WRITTEN EXERCISE:
Determine how many lines of the data below contain "xlabel", then give only that number.

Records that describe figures
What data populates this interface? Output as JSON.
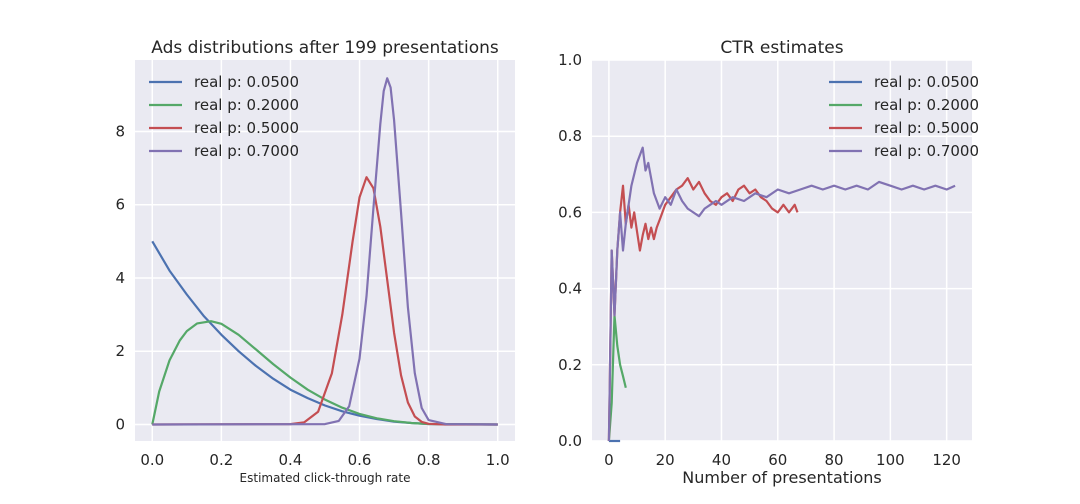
{
  "chart_data": [
    {
      "type": "line",
      "title": "Ads distributions after 199 presentations",
      "xlabel": "Estimated click-through rate",
      "ylabel": "",
      "xlim": [
        -0.05,
        1.05
      ],
      "ylim": [
        -0.45,
        9.95
      ],
      "xticks": [
        0.0,
        0.2,
        0.4,
        0.6,
        0.8,
        1.0
      ],
      "xtick_labels": [
        "0.0",
        "0.2",
        "0.4",
        "0.6",
        "0.8",
        "1.0"
      ],
      "yticks": [
        0,
        2,
        4,
        6,
        8
      ],
      "ytick_labels": [
        "0",
        "2",
        "4",
        "6",
        "8"
      ],
      "grid": true,
      "legend_position": "top-left",
      "series": [
        {
          "name": "real p: 0.0500",
          "color": "#4c72b0",
          "x": [
            0,
            0.05,
            0.1,
            0.15,
            0.2,
            0.25,
            0.3,
            0.35,
            0.4,
            0.45,
            0.5,
            0.55,
            0.6,
            0.65,
            0.7,
            0.75,
            0.8,
            1.0
          ],
          "y": [
            5.0,
            4.2,
            3.55,
            2.95,
            2.45,
            2.0,
            1.6,
            1.25,
            0.95,
            0.72,
            0.52,
            0.36,
            0.24,
            0.15,
            0.08,
            0.04,
            0.015,
            0
          ]
        },
        {
          "name": "real p: 0.2000",
          "color": "#55a868",
          "x": [
            0,
            0.02,
            0.05,
            0.08,
            0.1,
            0.13,
            0.17,
            0.2,
            0.25,
            0.3,
            0.35,
            0.4,
            0.45,
            0.5,
            0.55,
            0.6,
            0.65,
            0.7,
            0.75,
            0.8,
            0.9,
            1.0
          ],
          "y": [
            0,
            0.9,
            1.75,
            2.3,
            2.55,
            2.76,
            2.82,
            2.75,
            2.45,
            2.05,
            1.65,
            1.28,
            0.95,
            0.68,
            0.46,
            0.29,
            0.17,
            0.09,
            0.04,
            0.015,
            0.002,
            0
          ]
        },
        {
          "name": "real p: 0.5000",
          "color": "#c44e52",
          "x": [
            0,
            0.4,
            0.44,
            0.48,
            0.52,
            0.55,
            0.58,
            0.6,
            0.62,
            0.64,
            0.66,
            0.68,
            0.7,
            0.72,
            0.74,
            0.76,
            0.78,
            0.8,
            0.85,
            1.0
          ],
          "y": [
            0,
            0.01,
            0.06,
            0.35,
            1.4,
            3.0,
            5.0,
            6.2,
            6.75,
            6.45,
            5.4,
            3.95,
            2.5,
            1.35,
            0.6,
            0.22,
            0.07,
            0.02,
            0,
            0
          ]
        },
        {
          "name": "real p: 0.7000",
          "color": "#8172b2",
          "x": [
            0,
            0.5,
            0.54,
            0.57,
            0.6,
            0.62,
            0.64,
            0.66,
            0.67,
            0.68,
            0.69,
            0.7,
            0.72,
            0.74,
            0.76,
            0.78,
            0.8,
            0.85,
            1.0
          ],
          "y": [
            0,
            0.01,
            0.1,
            0.5,
            1.8,
            3.5,
            5.9,
            8.2,
            9.1,
            9.45,
            9.2,
            8.3,
            5.8,
            3.2,
            1.4,
            0.45,
            0.12,
            0.01,
            0
          ]
        }
      ]
    },
    {
      "type": "line",
      "title": "CTR estimates",
      "xlabel": "Number of presentations",
      "ylabel": "",
      "xlim": [
        -6,
        129
      ],
      "ylim": [
        0.0,
        1.0
      ],
      "xticks": [
        0,
        20,
        40,
        60,
        80,
        100,
        120
      ],
      "xtick_labels": [
        "0",
        "20",
        "40",
        "60",
        "80",
        "100",
        "120"
      ],
      "yticks": [
        0.0,
        0.2,
        0.4,
        0.6,
        0.8,
        1.0
      ],
      "ytick_labels": [
        "0.0",
        "0.2",
        "0.4",
        "0.6",
        "0.8",
        "1.0"
      ],
      "grid": true,
      "legend_position": "top-right",
      "series": [
        {
          "name": "real p: 0.0500",
          "color": "#4c72b0",
          "x": [
            0,
            1,
            2,
            3,
            4
          ],
          "y": [
            0,
            0,
            0,
            0,
            0
          ]
        },
        {
          "name": "real p: 0.2000",
          "color": "#55a868",
          "x": [
            0,
            1,
            2,
            3,
            4,
            5,
            6
          ],
          "y": [
            0,
            0.1,
            0.33,
            0.25,
            0.2,
            0.17,
            0.14
          ]
        },
        {
          "name": "real p: 0.5000",
          "color": "#c44e52",
          "x": [
            0,
            1,
            2,
            3,
            4,
            5,
            6,
            7,
            8,
            9,
            10,
            11,
            12,
            13,
            14,
            15,
            16,
            17,
            18,
            19,
            20,
            22,
            24,
            26,
            28,
            30,
            32,
            34,
            36,
            38,
            40,
            42,
            44,
            46,
            48,
            50,
            52,
            54,
            56,
            58,
            60,
            62,
            64,
            66,
            67
          ],
          "y": [
            0,
            0.5,
            0.33,
            0.5,
            0.6,
            0.67,
            0.57,
            0.62,
            0.56,
            0.6,
            0.55,
            0.5,
            0.54,
            0.57,
            0.53,
            0.56,
            0.53,
            0.56,
            0.58,
            0.6,
            0.62,
            0.64,
            0.66,
            0.67,
            0.69,
            0.66,
            0.68,
            0.65,
            0.63,
            0.62,
            0.64,
            0.65,
            0.63,
            0.66,
            0.67,
            0.65,
            0.66,
            0.64,
            0.63,
            0.61,
            0.6,
            0.62,
            0.6,
            0.62,
            0.6
          ]
        },
        {
          "name": "real p: 0.7000",
          "color": "#8172b2",
          "x": [
            0,
            1,
            2,
            3,
            4,
            5,
            6,
            7,
            8,
            10,
            12,
            13,
            14,
            15,
            16,
            18,
            20,
            22,
            24,
            26,
            28,
            30,
            32,
            34,
            36,
            38,
            40,
            44,
            48,
            52,
            56,
            60,
            64,
            68,
            72,
            76,
            80,
            84,
            88,
            92,
            96,
            100,
            104,
            108,
            112,
            116,
            120,
            123
          ],
          "y": [
            0,
            0.5,
            0.33,
            0.5,
            0.6,
            0.5,
            0.57,
            0.62,
            0.67,
            0.73,
            0.77,
            0.71,
            0.73,
            0.69,
            0.65,
            0.61,
            0.64,
            0.62,
            0.66,
            0.63,
            0.61,
            0.6,
            0.59,
            0.61,
            0.62,
            0.63,
            0.62,
            0.64,
            0.63,
            0.65,
            0.64,
            0.66,
            0.65,
            0.66,
            0.67,
            0.66,
            0.67,
            0.66,
            0.67,
            0.66,
            0.68,
            0.67,
            0.66,
            0.67,
            0.66,
            0.67,
            0.66,
            0.67
          ]
        }
      ]
    }
  ]
}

FINAL RESULT:
2